Goal: Output the data that follows exactly, line for line.

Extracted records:
-=-=-=-=-

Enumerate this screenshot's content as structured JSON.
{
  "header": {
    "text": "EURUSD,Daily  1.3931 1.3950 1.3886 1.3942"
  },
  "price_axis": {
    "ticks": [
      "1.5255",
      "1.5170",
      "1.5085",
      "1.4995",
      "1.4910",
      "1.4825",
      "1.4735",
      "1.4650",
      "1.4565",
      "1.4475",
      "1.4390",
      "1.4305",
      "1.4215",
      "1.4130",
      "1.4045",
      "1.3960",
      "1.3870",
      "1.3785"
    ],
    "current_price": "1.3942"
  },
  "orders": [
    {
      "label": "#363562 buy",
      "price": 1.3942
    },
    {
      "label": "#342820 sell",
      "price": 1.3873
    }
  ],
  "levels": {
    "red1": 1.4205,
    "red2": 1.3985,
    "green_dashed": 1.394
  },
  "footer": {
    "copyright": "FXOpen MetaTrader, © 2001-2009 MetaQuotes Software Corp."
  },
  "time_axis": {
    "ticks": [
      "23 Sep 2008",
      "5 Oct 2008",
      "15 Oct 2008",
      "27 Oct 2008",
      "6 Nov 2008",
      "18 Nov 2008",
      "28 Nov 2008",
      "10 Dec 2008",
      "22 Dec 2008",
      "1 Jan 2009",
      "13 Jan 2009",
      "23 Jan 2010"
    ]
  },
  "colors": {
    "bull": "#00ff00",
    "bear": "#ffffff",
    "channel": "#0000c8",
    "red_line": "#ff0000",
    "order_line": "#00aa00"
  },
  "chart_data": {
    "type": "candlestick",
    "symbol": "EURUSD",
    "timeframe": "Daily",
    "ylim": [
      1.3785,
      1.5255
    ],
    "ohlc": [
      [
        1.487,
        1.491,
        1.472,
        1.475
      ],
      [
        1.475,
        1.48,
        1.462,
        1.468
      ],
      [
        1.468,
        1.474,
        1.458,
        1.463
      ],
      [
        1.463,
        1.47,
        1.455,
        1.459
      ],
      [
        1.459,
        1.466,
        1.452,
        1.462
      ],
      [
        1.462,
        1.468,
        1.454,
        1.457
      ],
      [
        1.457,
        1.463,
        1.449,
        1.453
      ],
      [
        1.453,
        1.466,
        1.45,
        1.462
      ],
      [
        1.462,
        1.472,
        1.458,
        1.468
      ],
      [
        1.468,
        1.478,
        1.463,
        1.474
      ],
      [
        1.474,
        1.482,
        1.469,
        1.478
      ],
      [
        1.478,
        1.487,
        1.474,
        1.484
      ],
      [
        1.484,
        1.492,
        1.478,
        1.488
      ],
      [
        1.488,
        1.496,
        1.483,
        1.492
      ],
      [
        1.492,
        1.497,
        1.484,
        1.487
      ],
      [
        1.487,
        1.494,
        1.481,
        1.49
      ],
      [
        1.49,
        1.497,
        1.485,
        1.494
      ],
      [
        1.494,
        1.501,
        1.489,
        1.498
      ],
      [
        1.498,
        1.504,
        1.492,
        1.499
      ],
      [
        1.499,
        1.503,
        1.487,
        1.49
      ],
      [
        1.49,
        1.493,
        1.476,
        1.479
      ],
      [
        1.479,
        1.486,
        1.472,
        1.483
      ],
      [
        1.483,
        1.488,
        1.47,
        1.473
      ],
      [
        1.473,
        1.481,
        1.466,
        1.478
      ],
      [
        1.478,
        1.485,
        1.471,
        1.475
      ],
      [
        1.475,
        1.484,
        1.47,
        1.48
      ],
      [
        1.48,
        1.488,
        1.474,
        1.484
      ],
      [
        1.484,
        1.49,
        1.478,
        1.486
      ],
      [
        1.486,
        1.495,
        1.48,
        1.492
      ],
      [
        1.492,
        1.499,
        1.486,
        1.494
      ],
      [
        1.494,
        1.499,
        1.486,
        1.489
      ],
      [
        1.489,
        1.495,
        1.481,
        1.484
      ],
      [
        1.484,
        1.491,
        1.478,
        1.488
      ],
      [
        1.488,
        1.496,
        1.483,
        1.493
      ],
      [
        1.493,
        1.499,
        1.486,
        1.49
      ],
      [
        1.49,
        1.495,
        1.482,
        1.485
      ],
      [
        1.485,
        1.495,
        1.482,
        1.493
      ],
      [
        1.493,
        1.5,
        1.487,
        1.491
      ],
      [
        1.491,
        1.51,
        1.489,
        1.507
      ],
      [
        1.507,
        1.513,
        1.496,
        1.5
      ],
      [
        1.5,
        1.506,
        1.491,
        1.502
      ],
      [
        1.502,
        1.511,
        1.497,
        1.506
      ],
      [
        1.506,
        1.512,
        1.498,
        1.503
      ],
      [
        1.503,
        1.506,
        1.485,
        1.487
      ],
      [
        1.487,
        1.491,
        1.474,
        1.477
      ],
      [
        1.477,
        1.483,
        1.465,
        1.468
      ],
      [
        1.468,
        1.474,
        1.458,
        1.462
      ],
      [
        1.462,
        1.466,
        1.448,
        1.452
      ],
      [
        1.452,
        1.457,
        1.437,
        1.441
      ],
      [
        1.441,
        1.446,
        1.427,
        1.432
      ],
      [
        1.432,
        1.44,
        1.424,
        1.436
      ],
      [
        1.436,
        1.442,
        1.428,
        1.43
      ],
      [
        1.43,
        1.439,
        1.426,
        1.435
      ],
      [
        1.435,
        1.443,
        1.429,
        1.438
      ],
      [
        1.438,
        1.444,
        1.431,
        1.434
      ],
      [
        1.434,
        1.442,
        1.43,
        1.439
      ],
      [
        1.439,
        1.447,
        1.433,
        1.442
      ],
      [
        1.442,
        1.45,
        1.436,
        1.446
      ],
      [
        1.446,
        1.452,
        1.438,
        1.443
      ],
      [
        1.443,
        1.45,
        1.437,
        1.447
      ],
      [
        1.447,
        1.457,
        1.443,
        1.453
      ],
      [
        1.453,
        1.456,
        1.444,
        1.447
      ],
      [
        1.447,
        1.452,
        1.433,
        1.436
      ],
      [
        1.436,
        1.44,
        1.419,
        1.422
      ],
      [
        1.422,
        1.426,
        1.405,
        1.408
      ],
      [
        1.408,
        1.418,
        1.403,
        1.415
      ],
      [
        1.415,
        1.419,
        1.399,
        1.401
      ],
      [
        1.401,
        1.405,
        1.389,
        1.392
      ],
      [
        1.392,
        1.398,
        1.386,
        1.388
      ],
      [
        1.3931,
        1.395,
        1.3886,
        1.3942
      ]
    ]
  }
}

-=-=-=-=-

Exercise result:
Enumerate this screenshot's content as structured JSON.
{
  "header": {
    "text": "EURUSD,Daily  1.3931 1.3950 1.3886 1.3942"
  },
  "price_axis": {
    "ticks": [
      "1.5255",
      "1.5170",
      "1.5085",
      "1.4995",
      "1.4910",
      "1.4825",
      "1.4735",
      "1.4650",
      "1.4565",
      "1.4475",
      "1.4390",
      "1.4305",
      "1.4215",
      "1.4130",
      "1.4045",
      "1.3960",
      "1.3870",
      "1.3785"
    ],
    "current_price": "1.3942"
  },
  "orders": [
    {
      "label": "#363562 buy",
      "price": 1.3942
    },
    {
      "label": "#342820 sell",
      "price": 1.3873
    }
  ],
  "levels": {
    "red1": 1.4205,
    "red2": 1.3985,
    "green_dashed": 1.394
  },
  "footer": {
    "copyright": "FXOpen MetaTrader, © 2001-2009 MetaQuotes Software Corp."
  },
  "time_axis": {
    "ticks": [
      "23 Sep 2008",
      "5 Oct 2008",
      "15 Oct 2008",
      "27 Oct 2008",
      "6 Nov 2008",
      "18 Nov 2008",
      "28 Nov 2008",
      "10 Dec 2008",
      "22 Dec 2008",
      "1 Jan 2009",
      "13 Jan 2009",
      "23 Jan 2010"
    ]
  },
  "colors": {
    "bull": "#00ff00",
    "bear": "#ffffff",
    "channel": "#0000c8",
    "red_line": "#ff0000",
    "order_line": "#00aa00"
  },
  "chart_data": {
    "type": "candlestick",
    "symbol": "EURUSD",
    "timeframe": "Daily",
    "ylim": [
      1.3785,
      1.5255
    ],
    "ohlc": [
      [
        1.487,
        1.491,
        1.472,
        1.475
      ],
      [
        1.475,
        1.48,
        1.462,
        1.468
      ],
      [
        1.468,
        1.474,
        1.458,
        1.463
      ],
      [
        1.463,
        1.47,
        1.455,
        1.459
      ],
      [
        1.459,
        1.466,
        1.452,
        1.462
      ],
      [
        1.462,
        1.468,
        1.454,
        1.457
      ],
      [
        1.457,
        1.463,
        1.449,
        1.453
      ],
      [
        1.453,
        1.466,
        1.45,
        1.462
      ],
      [
        1.462,
        1.472,
        1.458,
        1.468
      ],
      [
        1.468,
        1.478,
        1.463,
        1.474
      ],
      [
        1.474,
        1.482,
        1.469,
        1.478
      ],
      [
        1.478,
        1.487,
        1.474,
        1.484
      ],
      [
        1.484,
        1.492,
        1.478,
        1.488
      ],
      [
        1.488,
        1.496,
        1.483,
        1.492
      ],
      [
        1.492,
        1.497,
        1.484,
        1.487
      ],
      [
        1.487,
        1.494,
        1.481,
        1.49
      ],
      [
        1.49,
        1.497,
        1.485,
        1.494
      ],
      [
        1.494,
        1.501,
        1.489,
        1.498
      ],
      [
        1.498,
        1.504,
        1.492,
        1.499
      ],
      [
        1.499,
        1.503,
        1.487,
        1.49
      ],
      [
        1.49,
        1.493,
        1.476,
        1.479
      ],
      [
        1.479,
        1.486,
        1.472,
        1.483
      ],
      [
        1.483,
        1.488,
        1.47,
        1.473
      ],
      [
        1.473,
        1.481,
        1.466,
        1.478
      ],
      [
        1.478,
        1.485,
        1.471,
        1.475
      ],
      [
        1.475,
        1.484,
        1.47,
        1.48
      ],
      [
        1.48,
        1.488,
        1.474,
        1.484
      ],
      [
        1.484,
        1.49,
        1.478,
        1.486
      ],
      [
        1.486,
        1.495,
        1.48,
        1.492
      ],
      [
        1.492,
        1.499,
        1.486,
        1.494
      ],
      [
        1.494,
        1.499,
        1.486,
        1.489
      ],
      [
        1.489,
        1.495,
        1.481,
        1.484
      ],
      [
        1.484,
        1.491,
        1.478,
        1.488
      ],
      [
        1.488,
        1.496,
        1.483,
        1.493
      ],
      [
        1.493,
        1.499,
        1.486,
        1.49
      ],
      [
        1.49,
        1.495,
        1.482,
        1.485
      ],
      [
        1.485,
        1.495,
        1.482,
        1.493
      ],
      [
        1.493,
        1.5,
        1.487,
        1.491
      ],
      [
        1.491,
        1.51,
        1.489,
        1.507
      ],
      [
        1.507,
        1.513,
        1.496,
        1.5
      ],
      [
        1.5,
        1.506,
        1.491,
        1.502
      ],
      [
        1.502,
        1.511,
        1.497,
        1.506
      ],
      [
        1.506,
        1.512,
        1.498,
        1.503
      ],
      [
        1.503,
        1.506,
        1.485,
        1.487
      ],
      [
        1.487,
        1.491,
        1.474,
        1.477
      ],
      [
        1.477,
        1.483,
        1.465,
        1.468
      ],
      [
        1.468,
        1.474,
        1.458,
        1.462
      ],
      [
        1.462,
        1.466,
        1.448,
        1.452
      ],
      [
        1.452,
        1.457,
        1.437,
        1.441
      ],
      [
        1.441,
        1.446,
        1.427,
        1.432
      ],
      [
        1.432,
        1.44,
        1.424,
        1.436
      ],
      [
        1.436,
        1.442,
        1.428,
        1.43
      ],
      [
        1.43,
        1.439,
        1.426,
        1.435
      ],
      [
        1.435,
        1.443,
        1.429,
        1.438
      ],
      [
        1.438,
        1.444,
        1.431,
        1.434
      ],
      [
        1.434,
        1.442,
        1.43,
        1.439
      ],
      [
        1.439,
        1.447,
        1.433,
        1.442
      ],
      [
        1.442,
        1.45,
        1.436,
        1.446
      ],
      [
        1.446,
        1.452,
        1.438,
        1.443
      ],
      [
        1.443,
        1.45,
        1.437,
        1.447
      ],
      [
        1.447,
        1.457,
        1.443,
        1.453
      ],
      [
        1.453,
        1.456,
        1.444,
        1.447
      ],
      [
        1.447,
        1.452,
        1.433,
        1.436
      ],
      [
        1.436,
        1.44,
        1.419,
        1.422
      ],
      [
        1.422,
        1.426,
        1.405,
        1.408
      ],
      [
        1.408,
        1.418,
        1.403,
        1.415
      ],
      [
        1.415,
        1.419,
        1.399,
        1.401
      ],
      [
        1.401,
        1.405,
        1.389,
        1.392
      ],
      [
        1.392,
        1.398,
        1.386,
        1.388
      ],
      [
        1.3931,
        1.395,
        1.3886,
        1.3942
      ]
    ]
  }
}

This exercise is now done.